> [Task to complete]:
Copy out all of the material exactly as presented.

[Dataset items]
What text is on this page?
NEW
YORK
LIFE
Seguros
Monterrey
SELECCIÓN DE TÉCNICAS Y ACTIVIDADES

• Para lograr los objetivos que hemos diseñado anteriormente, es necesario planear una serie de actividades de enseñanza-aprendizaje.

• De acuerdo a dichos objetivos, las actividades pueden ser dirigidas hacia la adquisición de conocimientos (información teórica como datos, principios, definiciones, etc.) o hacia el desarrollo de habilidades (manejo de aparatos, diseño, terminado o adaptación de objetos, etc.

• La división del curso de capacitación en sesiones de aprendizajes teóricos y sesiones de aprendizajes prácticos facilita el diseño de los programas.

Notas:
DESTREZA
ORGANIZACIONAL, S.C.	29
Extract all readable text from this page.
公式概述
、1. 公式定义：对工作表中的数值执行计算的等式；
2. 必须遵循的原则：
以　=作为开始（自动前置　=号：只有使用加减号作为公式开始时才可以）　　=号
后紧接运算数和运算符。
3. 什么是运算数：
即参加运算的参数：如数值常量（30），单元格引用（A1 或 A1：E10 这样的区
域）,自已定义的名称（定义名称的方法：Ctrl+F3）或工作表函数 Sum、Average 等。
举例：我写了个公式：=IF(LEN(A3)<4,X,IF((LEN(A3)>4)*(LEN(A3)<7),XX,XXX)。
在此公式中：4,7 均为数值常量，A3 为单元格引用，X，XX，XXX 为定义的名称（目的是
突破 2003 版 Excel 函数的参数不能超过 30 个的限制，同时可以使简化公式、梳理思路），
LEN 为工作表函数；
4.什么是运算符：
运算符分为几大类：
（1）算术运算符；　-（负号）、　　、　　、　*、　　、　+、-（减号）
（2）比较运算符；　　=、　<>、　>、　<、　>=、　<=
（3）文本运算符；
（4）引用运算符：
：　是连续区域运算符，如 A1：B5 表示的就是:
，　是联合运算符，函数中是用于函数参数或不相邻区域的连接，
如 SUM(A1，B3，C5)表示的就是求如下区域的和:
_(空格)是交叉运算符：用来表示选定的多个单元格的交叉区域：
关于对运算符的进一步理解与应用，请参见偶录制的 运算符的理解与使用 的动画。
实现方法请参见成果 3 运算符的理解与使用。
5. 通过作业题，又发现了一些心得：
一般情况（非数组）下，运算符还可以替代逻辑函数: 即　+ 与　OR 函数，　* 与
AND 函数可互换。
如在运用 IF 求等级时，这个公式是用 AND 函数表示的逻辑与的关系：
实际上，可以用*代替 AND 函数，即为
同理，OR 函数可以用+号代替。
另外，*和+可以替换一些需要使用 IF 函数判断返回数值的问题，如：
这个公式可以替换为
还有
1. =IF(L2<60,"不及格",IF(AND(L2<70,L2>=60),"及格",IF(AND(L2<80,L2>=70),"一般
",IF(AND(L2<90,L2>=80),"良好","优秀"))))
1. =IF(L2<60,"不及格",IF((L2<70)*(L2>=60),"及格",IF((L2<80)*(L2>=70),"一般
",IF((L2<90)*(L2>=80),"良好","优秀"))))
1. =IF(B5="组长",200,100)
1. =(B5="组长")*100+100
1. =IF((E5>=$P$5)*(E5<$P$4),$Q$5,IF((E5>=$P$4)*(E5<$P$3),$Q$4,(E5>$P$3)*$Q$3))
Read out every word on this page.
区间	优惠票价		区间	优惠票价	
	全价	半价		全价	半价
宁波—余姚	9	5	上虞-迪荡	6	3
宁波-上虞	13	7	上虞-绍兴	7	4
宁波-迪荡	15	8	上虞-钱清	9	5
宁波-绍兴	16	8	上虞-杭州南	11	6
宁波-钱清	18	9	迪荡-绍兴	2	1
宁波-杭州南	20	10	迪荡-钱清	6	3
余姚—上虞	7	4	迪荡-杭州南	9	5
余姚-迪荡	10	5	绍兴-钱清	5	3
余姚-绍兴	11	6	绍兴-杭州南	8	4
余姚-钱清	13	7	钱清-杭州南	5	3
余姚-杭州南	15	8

> [Solution to the exercise]:
What text is on this page?
NEW
YORK
LIFE
Seguros
Monterrey
SELECCIÓN DE TÉCNICAS Y ACTIVIDADES

• Para lograr los objetivos que hemos diseñado anteriormente, es necesario planear una serie de actividades de enseñanza-aprendizaje.

• De acuerdo a dichos objetivos, las actividades pueden ser dirigidas hacia la adquisición de conocimientos (información teórica como datos, principios, definiciones, etc.) o hacia el desarrollo de habilidades (manejo de aparatos, diseño, terminado o adaptación de objetos, etc.

• La división del curso de capacitación en sesiones de aprendizajes teóricos y sesiones de aprendizajes prácticos facilita el diseño de los programas.

Notas:
DESTREZA
ORGANIZACIONAL, S.C.	29
Extract all readable text from this page.
公式概述
、1. 公式定义：对工作表中的数值执行计算的等式；
2. 必须遵循的原则：
以　=作为开始（自动前置　=号：只有使用加减号作为公式开始时才可以）　　=号
后紧接运算数和运算符。
3. 什么是运算数：
即参加运算的参数：如数值常量（30），单元格引用（A1 或 A1：E10 这样的区
域）,自已定义的名称（定义名称的方法：Ctrl+F3）或工作表函数 Sum、Average 等。
举例：我写了个公式：=IF(LEN(A3)<4,X,IF((LEN(A3)>4)*(LEN(A3)<7),XX,XXX)。
在此公式中：4,7 均为数值常量，A3 为单元格引用，X，XX，XXX 为定义的名称（目的是
突破 2003 版 Excel 函数的参数不能超过 30 个的限制，同时可以使简化公式、梳理思路），
LEN 为工作表函数；
4.什么是运算符：
运算符分为几大类：
（1）算术运算符；　-（负号）、　　、　　、　*、　　、　+、-（减号）
（2）比较运算符；　　=、　<>、　>、　<、　>=、　<=
（3）文本运算符；
（4）引用运算符：
：　是连续区域运算符，如 A1：B5 表示的就是:
，　是联合运算符，函数中是用于函数参数或不相邻区域的连接，
如 SUM(A1，B3，C5)表示的就是求如下区域的和:
_(空格)是交叉运算符：用来表示选定的多个单元格的交叉区域：
关于对运算符的进一步理解与应用，请参见偶录制的 运算符的理解与使用 的动画。
实现方法请参见成果 3 运算符的理解与使用。
5. 通过作业题，又发现了一些心得：
一般情况（非数组）下，运算符还可以替代逻辑函数: 即　+ 与　OR 函数，　* 与
AND 函数可互换。
如在运用 IF 求等级时，这个公式是用 AND 函数表示的逻辑与的关系：
实际上，可以用*代替 AND 函数，即为
同理，OR 函数可以用+号代替。
另外，*和+可以替换一些需要使用 IF 函数判断返回数值的问题，如：
这个公式可以替换为
还有
1. =IF(L2<60,"不及格",IF(AND(L2<70,L2>=60),"及格",IF(AND(L2<80,L2>=70),"一般
",IF(AND(L2<90,L2>=80),"良好","优秀"))))
1. =IF(L2<60,"不及格",IF((L2<70)*(L2>=60),"及格",IF((L2<80)*(L2>=70),"一般
",IF((L2<90)*(L2>=80),"良好","优秀"))))
1. =IF(B5="组长",200,100)
1. =(B5="组长")*100+100
1. =IF((E5>=$P$5)*(E5<$P$4),$Q$5,IF((E5>=$P$4)*(E5<$P$3),$Q$4,(E5>$P$3)*$Q$3))
Read out every word on this page.
区间	优惠票价		区间	优惠票价	
	全价	半价		全价	半价
宁波—余姚	9	5	上虞-迪荡	6	3
宁波-上虞	13	7	上虞-绍兴	7	4
宁波-迪荡	15	8	上虞-钱清	9	5
宁波-绍兴	16	8	上虞-杭州南	11	6
宁波-钱清	18	9	迪荡-绍兴	2	1
宁波-杭州南	20	10	迪荡-钱清	6	3
余姚—上虞	7	4	迪荡-杭州南	9	5
余姚-迪荡	10	5	绍兴-钱清	5	3
余姚-绍兴	11	6	绍兴-杭州南	8	4
余姚-钱清	13	7	钱清-杭州南	5	3
余姚-杭州南	15	8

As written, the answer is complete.